What the task requires: The records that follow must be repeated verbatim, every one of them.

Record set:
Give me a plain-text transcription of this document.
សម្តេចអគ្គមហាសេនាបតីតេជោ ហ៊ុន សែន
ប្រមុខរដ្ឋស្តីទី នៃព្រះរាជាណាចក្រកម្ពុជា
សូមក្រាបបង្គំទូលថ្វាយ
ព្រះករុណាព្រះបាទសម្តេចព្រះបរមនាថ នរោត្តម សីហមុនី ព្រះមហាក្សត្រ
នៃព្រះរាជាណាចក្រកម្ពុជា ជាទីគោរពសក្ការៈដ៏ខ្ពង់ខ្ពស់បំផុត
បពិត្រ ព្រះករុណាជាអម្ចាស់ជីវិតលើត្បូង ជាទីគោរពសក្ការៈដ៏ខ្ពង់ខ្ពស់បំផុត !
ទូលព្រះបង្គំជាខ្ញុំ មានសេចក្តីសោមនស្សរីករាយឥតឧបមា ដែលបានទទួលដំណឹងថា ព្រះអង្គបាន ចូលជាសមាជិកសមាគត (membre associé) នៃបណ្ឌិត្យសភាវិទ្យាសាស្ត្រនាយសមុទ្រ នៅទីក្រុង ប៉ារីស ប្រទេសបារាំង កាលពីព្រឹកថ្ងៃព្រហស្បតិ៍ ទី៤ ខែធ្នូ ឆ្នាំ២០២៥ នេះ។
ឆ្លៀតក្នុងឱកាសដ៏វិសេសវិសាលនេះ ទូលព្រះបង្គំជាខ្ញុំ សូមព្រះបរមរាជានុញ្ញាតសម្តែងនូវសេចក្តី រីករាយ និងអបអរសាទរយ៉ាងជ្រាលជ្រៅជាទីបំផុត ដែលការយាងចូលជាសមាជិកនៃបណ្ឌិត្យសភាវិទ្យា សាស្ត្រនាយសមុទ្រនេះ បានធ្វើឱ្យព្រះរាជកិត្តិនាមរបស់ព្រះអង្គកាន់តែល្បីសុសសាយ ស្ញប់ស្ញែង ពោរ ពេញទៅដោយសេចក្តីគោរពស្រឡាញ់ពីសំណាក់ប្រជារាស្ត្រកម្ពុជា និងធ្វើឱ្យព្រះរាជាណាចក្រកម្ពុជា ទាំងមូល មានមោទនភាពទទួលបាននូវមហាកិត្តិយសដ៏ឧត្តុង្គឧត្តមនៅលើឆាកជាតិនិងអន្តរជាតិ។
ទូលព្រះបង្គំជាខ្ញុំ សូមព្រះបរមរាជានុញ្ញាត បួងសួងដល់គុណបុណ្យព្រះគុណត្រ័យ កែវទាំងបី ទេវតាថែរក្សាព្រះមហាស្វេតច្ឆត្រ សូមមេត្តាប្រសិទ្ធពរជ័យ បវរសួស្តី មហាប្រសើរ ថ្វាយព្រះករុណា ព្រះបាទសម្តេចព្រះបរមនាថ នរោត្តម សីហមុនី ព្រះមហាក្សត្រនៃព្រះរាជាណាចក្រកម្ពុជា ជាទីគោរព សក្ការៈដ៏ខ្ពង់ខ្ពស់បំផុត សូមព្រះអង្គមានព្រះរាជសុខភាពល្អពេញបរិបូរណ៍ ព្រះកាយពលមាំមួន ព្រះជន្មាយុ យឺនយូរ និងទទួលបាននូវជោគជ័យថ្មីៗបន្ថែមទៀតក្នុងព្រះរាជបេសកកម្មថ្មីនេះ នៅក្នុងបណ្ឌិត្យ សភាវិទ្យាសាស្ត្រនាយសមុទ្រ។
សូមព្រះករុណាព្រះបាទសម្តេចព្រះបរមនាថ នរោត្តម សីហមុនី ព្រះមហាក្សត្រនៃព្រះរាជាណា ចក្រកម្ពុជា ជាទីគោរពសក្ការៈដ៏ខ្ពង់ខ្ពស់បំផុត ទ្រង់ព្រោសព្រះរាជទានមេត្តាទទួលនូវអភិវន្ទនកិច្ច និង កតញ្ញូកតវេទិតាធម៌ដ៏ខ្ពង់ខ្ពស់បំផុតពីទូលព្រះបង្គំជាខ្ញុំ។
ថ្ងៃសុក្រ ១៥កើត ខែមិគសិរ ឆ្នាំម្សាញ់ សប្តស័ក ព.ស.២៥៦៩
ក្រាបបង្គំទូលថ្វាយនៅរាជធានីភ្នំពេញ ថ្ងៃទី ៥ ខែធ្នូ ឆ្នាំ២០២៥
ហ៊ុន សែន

Result of the task:
Give me a plain-text transcription of this document.
សម្តេចអគ្គមហាសេនាបតីតេជោ ហ៊ុន សែន
ប្រមុខរដ្ឋស្តីទី នៃព្រះរាជាណាចក្រកម្ពុជា
សូមក្រាបបង្គំទូលថ្វាយ
ព្រះករុណាព្រះបាទសម្តេចព្រះបរមនាថ នរោត្តម សីហមុនី ព្រះមហាក្សត្រ
នៃព្រះរាជាណាចក្រកម្ពុជា ជាទីគោរពសក្ការៈដ៏ខ្ពង់ខ្ពស់បំផុត
បពិត្រ ព្រះករុណាជាអម្ចាស់ជីវិតលើត្បូង ជាទីគោរពសក្ការៈដ៏ខ្ពង់ខ្ពស់បំផុត !
ទូលព្រះបង្គំជាខ្ញុំ មានសេចក្តីសោមនស្សរីករាយឥតឧបមា ដែលបានទទួលដំណឹងថា ព្រះអង្គបាន ចូលជាសមាជិកសមាគត (membre associé) នៃបណ្ឌិត្យសភាវិទ្យាសាស្ត្រនាយសមុទ្រ នៅទីក្រុង ប៉ារីស ប្រទេសបារាំង កាលពីព្រឹកថ្ងៃព្រហស្បតិ៍ ទី៤ ខែធ្នូ ឆ្នាំ២០២៥ នេះ។
ឆ្លៀតក្នុងឱកាសដ៏វិសេសវិសាលនេះ ទូលព្រះបង្គំជាខ្ញុំ សូមព្រះបរមរាជានុញ្ញាតសម្តែងនូវសេចក្តី រីករាយ និងអបអរសាទរយ៉ាងជ្រាលជ្រៅជាទីបំផុត ដែលការយាងចូលជាសមាជិកនៃបណ្ឌិត្យសភាវិទ្យា សាស្ត្រនាយសមុទ្រនេះ បានធ្វើឱ្យព្រះរាជកិត្តិនាមរបស់ព្រះអង្គកាន់តែល្បីសុសសាយ ស្ញប់ស្ញែង ពោរ ពេញទៅដោយសេចក្តីគោរពស្រឡាញ់ពីសំណាក់ប្រជារាស្ត្រកម្ពុជា និងធ្វើឱ្យព្រះរាជាណាចក្រកម្ពុជា ទាំងមូល មានមោទនភាពទទួលបាននូវមហាកិត្តិយសដ៏ឧត្តុង្គឧត្តមនៅលើឆាកជាតិនិងអន្តរជាតិ។
ទូលព្រះបង្គំជាខ្ញុំ សូមព្រះបរមរាជានុញ្ញាត បួងសួងដល់គុណបុណ្យព្រះគុណត្រ័យ កែវទាំងបី ទេវតាថែរក្សាព្រះមហាស្វេតច្ឆត្រ សូមមេត្តាប្រសិទ្ធពរជ័យ បវរសួស្តី មហាប្រសើរ ថ្វាយព្រះករុណា ព្រះបាទសម្តេចព្រះបរមនាថ នរោត្តម សីហមុនី ព្រះមហាក្សត្រនៃព្រះរាជាណាចក្រកម្ពុជា ជាទីគោរព សក្ការៈដ៏ខ្ពង់ខ្ពស់បំផុត សូមព្រះអង្គមានព្រះរាជសុខភាពល្អពេញបរិបូរណ៍ ព្រះកាយពលមាំមួន ព្រះជន្មាយុ យឺនយូរ និងទទួលបាននូវជោគជ័យថ្មីៗបន្ថែមទៀតក្នុងព្រះរាជបេសកកម្មថ្មីនេះ នៅក្នុងបណ្ឌិត្យ សភាវិទ្យាសាស្ត្រនាយសមុទ្រ។
សូមព្រះករុណាព្រះបាទសម្តេចព្រះបរមនាថ នរោត្តម សីហមុនី ព្រះមហាក្សត្រនៃព្រះរាជាណា ចក្រកម្ពុជា ជាទីគោរពសក្ការៈដ៏ខ្ពង់ខ្ពស់បំផុត ទ្រង់ព្រោសព្រះរាជទានមេត្តាទទួលនូវអភិវន្ទនកិច្ច និង កតញ្ញូកតវេទិតាធម៌ដ៏ខ្ពង់ខ្ពស់បំផុតពីទូលព្រះបង្គំជាខ្ញុំ។
ថ្ងៃសុក្រ ១៥កើត ខែមិគសិរ ឆ្នាំម្សាញ់ សប្តស័ក ព.ស.២៥៦៩
ក្រាបបង្គំទូលថ្វាយនៅរាជធានីភ្នំពេញ ថ្ងៃទី ៥ ខែធ្នូ ឆ្នាំ២០២៥
ហ៊ុន សែន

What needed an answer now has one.